[Collected data entries]
:::::
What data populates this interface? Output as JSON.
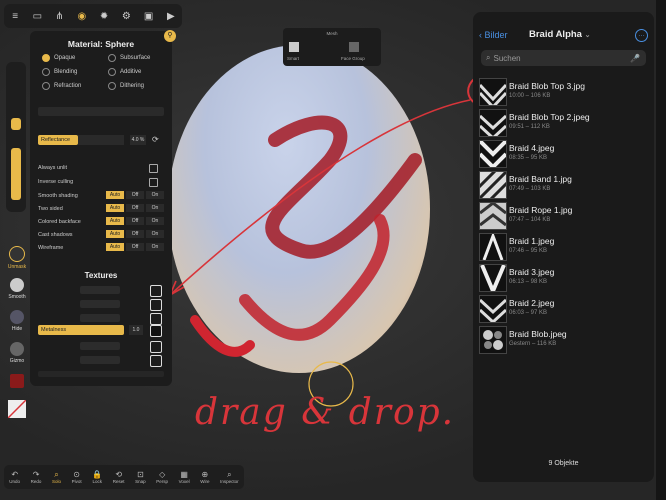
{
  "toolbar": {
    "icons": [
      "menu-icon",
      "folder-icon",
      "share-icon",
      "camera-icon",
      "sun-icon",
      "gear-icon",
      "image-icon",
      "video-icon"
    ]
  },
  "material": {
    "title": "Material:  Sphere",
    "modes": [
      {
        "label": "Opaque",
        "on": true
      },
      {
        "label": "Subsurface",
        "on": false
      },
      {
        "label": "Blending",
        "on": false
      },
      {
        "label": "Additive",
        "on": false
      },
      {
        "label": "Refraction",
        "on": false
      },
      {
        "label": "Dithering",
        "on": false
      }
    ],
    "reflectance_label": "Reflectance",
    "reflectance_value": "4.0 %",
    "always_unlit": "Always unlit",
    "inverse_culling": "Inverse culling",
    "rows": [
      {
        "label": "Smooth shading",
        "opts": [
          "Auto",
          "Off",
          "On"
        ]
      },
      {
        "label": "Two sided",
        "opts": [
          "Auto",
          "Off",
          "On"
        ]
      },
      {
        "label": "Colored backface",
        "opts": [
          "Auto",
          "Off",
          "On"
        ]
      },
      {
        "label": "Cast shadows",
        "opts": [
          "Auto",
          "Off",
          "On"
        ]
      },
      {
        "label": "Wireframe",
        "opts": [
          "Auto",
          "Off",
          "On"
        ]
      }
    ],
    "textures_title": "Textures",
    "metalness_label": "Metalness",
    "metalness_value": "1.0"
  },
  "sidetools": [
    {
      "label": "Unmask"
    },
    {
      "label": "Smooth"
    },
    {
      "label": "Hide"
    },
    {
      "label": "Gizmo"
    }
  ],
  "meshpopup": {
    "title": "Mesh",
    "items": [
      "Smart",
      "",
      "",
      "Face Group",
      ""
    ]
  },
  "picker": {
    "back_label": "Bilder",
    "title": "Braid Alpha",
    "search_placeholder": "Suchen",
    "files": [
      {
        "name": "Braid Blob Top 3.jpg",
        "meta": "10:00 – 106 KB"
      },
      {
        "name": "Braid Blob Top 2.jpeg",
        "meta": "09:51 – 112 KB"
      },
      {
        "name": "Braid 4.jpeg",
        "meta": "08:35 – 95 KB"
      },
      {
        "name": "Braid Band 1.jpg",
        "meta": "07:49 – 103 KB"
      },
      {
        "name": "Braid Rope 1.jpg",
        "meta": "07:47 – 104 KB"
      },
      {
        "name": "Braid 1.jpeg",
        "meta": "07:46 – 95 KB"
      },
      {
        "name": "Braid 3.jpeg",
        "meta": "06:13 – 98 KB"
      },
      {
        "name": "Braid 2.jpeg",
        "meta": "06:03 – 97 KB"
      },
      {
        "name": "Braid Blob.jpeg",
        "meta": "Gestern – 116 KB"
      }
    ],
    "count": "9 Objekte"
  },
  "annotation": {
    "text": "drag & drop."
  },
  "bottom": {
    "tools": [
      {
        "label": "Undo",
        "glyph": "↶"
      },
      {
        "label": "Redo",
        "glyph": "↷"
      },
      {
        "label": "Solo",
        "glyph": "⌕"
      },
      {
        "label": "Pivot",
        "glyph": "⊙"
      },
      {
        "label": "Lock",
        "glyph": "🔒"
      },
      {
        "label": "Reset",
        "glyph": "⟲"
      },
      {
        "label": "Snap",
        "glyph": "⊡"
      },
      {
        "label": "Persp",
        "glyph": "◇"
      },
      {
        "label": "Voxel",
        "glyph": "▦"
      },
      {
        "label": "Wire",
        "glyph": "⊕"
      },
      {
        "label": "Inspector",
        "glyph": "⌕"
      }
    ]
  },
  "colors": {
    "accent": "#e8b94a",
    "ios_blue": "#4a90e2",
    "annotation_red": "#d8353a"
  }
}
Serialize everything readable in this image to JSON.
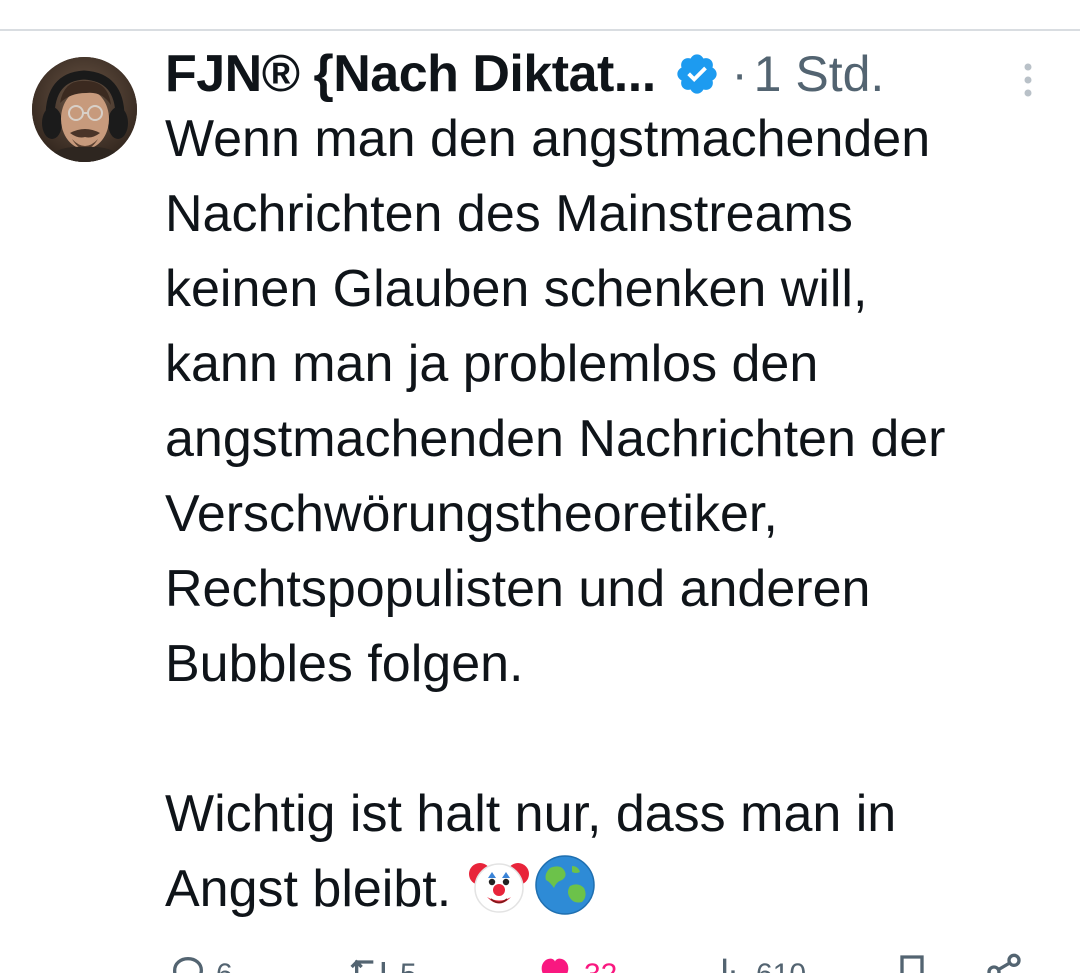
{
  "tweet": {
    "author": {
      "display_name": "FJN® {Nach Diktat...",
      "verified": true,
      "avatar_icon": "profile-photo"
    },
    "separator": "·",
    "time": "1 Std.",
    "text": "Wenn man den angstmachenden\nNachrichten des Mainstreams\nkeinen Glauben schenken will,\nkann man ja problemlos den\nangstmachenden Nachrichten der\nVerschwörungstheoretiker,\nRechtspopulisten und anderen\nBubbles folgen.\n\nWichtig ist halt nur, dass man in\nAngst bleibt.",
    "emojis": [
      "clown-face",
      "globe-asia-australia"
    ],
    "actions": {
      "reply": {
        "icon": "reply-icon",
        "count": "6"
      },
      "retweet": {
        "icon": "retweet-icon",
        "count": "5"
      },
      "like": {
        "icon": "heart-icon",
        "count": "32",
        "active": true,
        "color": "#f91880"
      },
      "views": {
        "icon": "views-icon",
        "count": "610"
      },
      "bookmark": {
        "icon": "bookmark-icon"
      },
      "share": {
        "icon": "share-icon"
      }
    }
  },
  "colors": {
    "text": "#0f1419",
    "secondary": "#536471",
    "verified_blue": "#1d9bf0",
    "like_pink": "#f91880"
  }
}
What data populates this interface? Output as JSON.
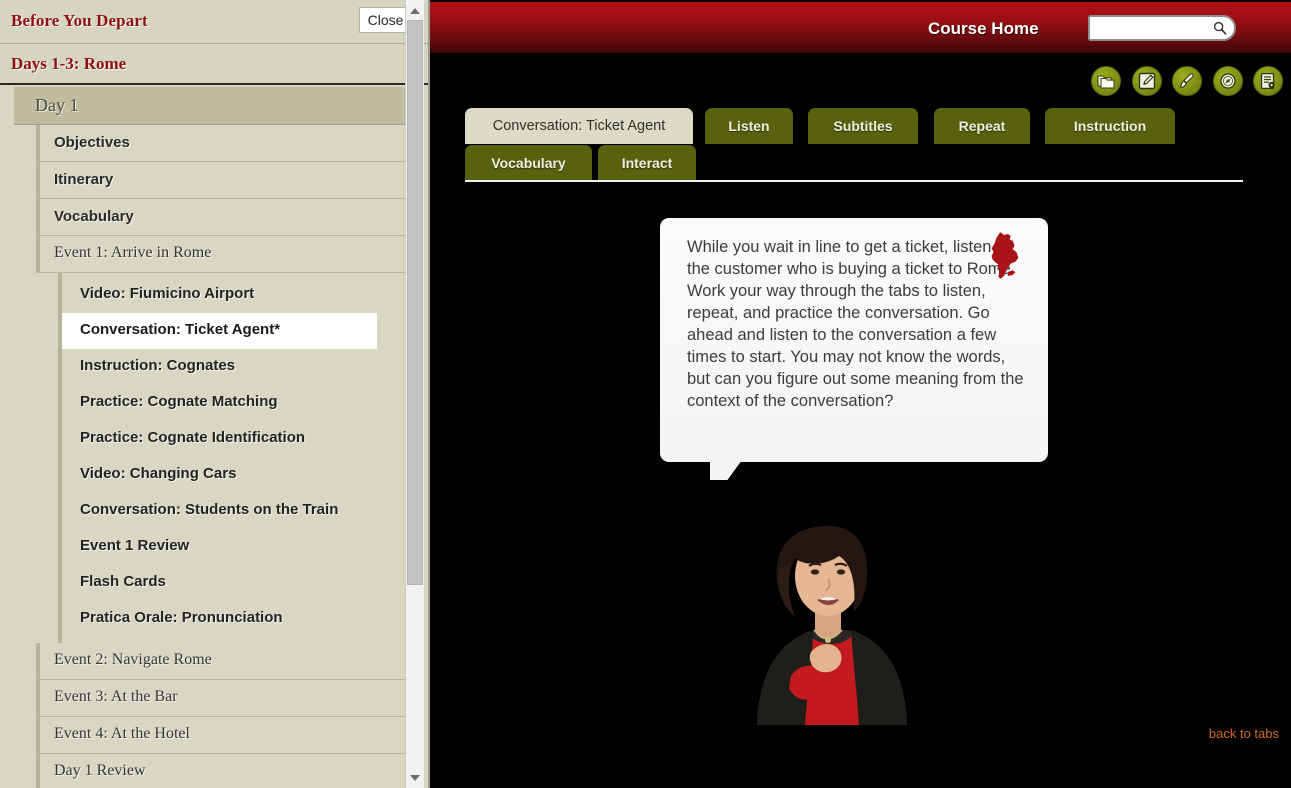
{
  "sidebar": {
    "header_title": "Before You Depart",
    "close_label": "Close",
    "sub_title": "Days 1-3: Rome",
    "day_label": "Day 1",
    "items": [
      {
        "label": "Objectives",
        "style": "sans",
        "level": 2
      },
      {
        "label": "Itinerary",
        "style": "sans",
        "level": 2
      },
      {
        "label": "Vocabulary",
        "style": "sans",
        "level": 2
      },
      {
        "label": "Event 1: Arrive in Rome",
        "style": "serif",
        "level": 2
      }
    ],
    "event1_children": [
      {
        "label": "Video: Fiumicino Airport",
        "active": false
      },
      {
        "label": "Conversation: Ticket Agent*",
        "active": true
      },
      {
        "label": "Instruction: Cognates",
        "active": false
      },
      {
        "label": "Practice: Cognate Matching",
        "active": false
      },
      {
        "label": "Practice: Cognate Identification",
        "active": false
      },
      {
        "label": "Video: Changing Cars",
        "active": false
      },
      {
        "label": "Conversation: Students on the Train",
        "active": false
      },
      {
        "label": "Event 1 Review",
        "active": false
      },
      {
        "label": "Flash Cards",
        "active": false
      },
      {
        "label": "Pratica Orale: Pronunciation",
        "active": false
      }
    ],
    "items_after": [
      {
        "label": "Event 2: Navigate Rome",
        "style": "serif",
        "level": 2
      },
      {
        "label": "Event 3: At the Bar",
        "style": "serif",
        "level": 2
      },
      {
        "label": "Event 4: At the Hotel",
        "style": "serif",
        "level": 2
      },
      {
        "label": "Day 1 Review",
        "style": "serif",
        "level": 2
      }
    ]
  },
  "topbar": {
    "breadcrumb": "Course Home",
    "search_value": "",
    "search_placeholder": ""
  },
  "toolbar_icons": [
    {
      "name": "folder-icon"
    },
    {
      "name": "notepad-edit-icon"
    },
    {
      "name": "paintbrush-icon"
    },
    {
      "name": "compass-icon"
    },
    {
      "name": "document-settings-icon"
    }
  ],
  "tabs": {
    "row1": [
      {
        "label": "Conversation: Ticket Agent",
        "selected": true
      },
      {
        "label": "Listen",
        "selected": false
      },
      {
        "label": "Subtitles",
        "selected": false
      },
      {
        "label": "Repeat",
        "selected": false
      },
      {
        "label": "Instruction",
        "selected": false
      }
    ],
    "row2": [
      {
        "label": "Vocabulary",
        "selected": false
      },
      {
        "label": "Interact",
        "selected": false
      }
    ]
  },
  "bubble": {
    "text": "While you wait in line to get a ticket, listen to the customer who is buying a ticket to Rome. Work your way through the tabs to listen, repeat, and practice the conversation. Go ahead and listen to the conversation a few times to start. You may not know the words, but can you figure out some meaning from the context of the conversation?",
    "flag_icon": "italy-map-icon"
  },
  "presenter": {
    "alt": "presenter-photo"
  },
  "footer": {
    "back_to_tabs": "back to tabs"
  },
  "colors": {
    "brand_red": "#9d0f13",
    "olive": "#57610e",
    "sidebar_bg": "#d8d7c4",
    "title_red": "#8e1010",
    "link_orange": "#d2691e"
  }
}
:::::
_Work to be completed_. From the material given, work out how many lines hold the string "tabs"; state that number and nothing further.

_Worked answer_. 3